Stated problem
Locate each line holding the string "that" and copy it.

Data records
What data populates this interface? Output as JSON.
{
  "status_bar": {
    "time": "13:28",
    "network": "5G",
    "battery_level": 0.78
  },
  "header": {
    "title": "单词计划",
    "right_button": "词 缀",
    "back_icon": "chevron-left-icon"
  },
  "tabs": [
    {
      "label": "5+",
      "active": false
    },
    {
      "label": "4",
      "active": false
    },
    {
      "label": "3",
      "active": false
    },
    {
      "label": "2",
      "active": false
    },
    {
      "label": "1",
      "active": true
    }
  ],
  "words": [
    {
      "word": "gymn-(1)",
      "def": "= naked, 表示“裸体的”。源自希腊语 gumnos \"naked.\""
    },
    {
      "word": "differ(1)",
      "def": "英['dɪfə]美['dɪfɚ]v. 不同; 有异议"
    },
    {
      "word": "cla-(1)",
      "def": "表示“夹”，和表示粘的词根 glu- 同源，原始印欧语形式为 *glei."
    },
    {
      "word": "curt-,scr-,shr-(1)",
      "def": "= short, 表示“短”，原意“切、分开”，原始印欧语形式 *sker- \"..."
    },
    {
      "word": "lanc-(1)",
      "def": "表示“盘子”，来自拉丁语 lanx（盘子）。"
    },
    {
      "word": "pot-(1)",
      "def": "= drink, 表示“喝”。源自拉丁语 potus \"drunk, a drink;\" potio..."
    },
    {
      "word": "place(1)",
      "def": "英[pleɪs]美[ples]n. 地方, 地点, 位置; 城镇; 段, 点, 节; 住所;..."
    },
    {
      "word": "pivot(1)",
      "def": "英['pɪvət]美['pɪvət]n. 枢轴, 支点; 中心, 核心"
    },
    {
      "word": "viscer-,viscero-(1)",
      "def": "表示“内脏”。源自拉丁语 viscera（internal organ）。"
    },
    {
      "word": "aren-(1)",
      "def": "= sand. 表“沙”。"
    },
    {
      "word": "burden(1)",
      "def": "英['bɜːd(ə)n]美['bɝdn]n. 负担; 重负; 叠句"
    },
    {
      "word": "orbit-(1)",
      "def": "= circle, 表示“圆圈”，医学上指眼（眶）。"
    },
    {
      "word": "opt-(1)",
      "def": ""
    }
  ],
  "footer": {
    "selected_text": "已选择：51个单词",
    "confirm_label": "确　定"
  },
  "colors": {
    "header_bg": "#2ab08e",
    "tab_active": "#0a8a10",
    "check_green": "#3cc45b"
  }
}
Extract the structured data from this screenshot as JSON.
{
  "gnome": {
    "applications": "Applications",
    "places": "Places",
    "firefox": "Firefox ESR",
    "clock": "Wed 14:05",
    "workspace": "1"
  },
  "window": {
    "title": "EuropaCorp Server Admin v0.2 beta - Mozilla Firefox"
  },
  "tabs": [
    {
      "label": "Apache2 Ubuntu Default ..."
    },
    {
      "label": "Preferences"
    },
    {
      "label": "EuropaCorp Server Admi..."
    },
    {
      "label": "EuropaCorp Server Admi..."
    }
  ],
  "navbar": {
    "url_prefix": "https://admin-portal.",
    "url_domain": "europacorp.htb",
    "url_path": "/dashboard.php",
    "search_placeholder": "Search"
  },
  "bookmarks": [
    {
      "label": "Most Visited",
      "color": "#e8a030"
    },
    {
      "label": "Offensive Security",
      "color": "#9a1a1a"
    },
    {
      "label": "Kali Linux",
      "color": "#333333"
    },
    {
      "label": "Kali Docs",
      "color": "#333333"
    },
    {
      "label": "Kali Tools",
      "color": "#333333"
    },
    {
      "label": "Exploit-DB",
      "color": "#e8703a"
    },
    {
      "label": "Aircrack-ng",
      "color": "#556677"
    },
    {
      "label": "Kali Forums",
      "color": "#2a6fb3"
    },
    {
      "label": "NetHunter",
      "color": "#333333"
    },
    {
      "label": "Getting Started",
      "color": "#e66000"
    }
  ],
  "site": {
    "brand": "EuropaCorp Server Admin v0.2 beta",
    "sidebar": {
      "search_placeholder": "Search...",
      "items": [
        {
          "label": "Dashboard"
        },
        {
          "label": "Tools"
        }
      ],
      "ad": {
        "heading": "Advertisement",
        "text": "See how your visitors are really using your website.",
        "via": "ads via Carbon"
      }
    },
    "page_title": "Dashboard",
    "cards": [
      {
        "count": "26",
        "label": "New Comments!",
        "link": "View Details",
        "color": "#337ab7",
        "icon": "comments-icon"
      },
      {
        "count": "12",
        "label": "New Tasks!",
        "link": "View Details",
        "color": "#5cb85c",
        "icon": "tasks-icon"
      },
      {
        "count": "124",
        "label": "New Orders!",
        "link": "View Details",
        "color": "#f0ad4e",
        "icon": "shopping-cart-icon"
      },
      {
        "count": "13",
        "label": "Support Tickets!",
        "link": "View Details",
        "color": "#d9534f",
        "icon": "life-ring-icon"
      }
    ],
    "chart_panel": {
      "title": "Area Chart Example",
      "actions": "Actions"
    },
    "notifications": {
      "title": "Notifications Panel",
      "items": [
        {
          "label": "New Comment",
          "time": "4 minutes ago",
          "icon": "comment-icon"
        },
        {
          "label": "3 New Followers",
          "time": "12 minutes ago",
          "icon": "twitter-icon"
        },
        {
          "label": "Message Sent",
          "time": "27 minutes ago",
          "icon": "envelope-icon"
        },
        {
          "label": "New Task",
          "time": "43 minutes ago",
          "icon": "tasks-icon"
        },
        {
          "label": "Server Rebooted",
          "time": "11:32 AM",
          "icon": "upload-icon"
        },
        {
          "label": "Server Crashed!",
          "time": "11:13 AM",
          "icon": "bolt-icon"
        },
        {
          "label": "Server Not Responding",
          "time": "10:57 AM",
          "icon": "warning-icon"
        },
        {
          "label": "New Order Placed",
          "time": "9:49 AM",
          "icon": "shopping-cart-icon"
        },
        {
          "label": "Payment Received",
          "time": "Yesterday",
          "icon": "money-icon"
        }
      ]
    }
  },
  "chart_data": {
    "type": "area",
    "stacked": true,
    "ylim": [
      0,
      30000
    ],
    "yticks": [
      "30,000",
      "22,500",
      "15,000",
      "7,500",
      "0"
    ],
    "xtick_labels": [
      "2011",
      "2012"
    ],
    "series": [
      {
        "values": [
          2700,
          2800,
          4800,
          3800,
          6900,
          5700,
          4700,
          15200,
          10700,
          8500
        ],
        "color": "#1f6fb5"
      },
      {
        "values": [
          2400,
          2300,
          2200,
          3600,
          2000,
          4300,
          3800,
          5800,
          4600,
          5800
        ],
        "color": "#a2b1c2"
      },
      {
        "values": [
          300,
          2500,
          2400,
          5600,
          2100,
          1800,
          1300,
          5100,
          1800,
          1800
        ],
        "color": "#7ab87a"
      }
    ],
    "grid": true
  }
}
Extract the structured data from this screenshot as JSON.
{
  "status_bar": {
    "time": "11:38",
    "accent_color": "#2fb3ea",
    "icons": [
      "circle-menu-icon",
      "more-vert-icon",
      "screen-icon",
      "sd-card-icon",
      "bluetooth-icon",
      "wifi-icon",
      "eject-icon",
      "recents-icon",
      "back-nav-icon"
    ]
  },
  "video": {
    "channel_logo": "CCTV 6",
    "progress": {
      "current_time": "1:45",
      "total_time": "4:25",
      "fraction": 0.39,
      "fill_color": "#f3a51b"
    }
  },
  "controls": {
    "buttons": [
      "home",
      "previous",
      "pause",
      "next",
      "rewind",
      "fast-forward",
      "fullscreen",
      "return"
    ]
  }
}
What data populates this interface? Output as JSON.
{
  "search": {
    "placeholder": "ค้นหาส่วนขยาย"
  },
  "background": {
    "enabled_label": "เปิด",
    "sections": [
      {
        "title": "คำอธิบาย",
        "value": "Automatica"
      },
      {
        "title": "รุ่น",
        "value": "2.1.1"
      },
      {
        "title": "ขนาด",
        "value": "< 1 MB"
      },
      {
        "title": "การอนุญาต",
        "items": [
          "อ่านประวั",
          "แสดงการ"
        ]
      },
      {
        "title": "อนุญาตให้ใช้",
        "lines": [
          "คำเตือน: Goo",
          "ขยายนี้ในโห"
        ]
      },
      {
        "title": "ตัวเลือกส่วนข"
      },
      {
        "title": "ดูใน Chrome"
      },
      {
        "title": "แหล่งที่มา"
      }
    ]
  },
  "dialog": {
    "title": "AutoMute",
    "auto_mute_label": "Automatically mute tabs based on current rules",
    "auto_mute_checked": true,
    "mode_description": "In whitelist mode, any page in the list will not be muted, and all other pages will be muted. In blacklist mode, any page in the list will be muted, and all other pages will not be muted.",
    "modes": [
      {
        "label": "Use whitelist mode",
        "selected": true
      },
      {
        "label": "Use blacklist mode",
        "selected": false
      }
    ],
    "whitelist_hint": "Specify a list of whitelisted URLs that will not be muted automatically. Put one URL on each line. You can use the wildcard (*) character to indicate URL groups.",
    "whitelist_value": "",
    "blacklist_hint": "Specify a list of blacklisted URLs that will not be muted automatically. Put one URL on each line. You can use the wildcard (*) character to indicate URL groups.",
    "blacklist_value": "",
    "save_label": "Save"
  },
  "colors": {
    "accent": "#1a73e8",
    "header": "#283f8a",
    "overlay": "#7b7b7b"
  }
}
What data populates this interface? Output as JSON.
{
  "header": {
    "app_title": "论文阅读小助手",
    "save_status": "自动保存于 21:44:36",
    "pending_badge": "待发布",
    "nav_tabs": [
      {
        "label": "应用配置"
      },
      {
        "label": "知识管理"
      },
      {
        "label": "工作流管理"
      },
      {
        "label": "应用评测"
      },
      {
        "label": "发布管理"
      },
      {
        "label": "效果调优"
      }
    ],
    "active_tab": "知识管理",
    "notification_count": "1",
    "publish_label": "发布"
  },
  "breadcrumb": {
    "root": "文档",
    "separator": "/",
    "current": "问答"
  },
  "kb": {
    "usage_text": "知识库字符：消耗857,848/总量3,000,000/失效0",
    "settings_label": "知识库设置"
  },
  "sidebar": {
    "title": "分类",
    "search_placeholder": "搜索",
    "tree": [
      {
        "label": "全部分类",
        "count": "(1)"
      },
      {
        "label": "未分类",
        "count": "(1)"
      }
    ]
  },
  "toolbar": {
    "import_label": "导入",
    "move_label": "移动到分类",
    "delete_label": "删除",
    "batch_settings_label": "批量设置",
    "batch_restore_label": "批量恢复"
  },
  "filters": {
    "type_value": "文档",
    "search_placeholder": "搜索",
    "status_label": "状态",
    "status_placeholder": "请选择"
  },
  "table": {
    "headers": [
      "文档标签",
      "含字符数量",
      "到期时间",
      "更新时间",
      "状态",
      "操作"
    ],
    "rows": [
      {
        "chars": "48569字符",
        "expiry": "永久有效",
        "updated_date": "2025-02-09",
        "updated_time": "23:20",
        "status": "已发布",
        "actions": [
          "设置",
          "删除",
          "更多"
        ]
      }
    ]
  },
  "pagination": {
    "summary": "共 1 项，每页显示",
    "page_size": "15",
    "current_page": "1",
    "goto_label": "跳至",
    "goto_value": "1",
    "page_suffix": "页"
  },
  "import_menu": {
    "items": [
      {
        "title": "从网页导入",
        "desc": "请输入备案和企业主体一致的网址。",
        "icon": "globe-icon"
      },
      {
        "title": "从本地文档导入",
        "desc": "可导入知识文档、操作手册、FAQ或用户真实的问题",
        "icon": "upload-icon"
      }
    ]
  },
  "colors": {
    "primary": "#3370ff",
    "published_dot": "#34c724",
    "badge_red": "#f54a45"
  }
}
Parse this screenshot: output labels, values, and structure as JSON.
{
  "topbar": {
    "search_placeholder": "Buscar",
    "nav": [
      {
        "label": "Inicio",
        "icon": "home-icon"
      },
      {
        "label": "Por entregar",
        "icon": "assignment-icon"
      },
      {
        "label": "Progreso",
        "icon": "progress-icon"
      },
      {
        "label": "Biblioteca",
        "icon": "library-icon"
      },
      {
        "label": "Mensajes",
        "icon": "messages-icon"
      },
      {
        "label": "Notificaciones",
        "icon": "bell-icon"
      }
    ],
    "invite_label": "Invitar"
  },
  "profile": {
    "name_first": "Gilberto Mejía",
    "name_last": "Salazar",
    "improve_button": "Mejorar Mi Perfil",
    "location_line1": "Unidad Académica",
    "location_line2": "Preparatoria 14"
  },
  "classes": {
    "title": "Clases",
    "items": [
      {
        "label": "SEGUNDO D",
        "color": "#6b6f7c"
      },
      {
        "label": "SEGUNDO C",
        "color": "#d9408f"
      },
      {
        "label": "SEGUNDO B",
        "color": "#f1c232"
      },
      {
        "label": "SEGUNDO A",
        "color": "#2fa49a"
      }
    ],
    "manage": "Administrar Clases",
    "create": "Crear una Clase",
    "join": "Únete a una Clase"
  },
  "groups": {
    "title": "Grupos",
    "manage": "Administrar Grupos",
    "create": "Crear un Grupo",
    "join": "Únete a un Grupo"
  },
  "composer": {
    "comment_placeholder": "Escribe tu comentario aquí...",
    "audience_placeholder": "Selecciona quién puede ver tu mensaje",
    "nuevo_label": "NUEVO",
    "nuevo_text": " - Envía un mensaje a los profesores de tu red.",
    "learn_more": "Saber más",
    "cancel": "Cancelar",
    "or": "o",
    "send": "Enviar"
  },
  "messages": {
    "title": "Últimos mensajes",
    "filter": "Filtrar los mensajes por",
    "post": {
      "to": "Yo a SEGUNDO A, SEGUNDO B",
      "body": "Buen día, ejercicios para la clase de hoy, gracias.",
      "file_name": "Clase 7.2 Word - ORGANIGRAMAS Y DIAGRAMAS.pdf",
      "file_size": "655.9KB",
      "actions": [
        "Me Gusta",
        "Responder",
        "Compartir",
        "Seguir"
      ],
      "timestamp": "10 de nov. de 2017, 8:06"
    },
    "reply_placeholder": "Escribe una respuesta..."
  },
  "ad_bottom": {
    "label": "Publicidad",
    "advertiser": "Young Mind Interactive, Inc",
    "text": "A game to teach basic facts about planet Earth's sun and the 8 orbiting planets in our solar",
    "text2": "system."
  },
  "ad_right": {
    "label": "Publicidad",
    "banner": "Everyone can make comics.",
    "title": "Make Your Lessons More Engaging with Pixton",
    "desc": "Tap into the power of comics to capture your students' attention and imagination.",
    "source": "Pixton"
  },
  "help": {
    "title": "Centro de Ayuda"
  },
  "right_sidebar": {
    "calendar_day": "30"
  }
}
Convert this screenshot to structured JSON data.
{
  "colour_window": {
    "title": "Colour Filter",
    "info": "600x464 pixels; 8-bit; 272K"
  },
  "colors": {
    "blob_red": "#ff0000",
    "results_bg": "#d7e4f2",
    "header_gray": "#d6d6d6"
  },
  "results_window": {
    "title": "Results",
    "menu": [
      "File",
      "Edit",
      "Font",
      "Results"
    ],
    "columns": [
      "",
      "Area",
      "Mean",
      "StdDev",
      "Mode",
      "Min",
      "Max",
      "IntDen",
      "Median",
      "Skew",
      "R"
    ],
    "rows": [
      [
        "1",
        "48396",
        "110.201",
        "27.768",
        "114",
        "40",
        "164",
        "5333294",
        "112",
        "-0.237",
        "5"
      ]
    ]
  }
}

Answer in full
    "whitelist_hint": "Specify a list of whitelisted URLs that will not be muted automatically. Put one URL on each line. You can use the wildcard (*) character to indicate URL groups.",
    "blacklist_hint": "Specify a list of blacklisted URLs that will not be muted automatically. Put one URL on each line. You can use the wildcard (*) character to indicate URL groups.",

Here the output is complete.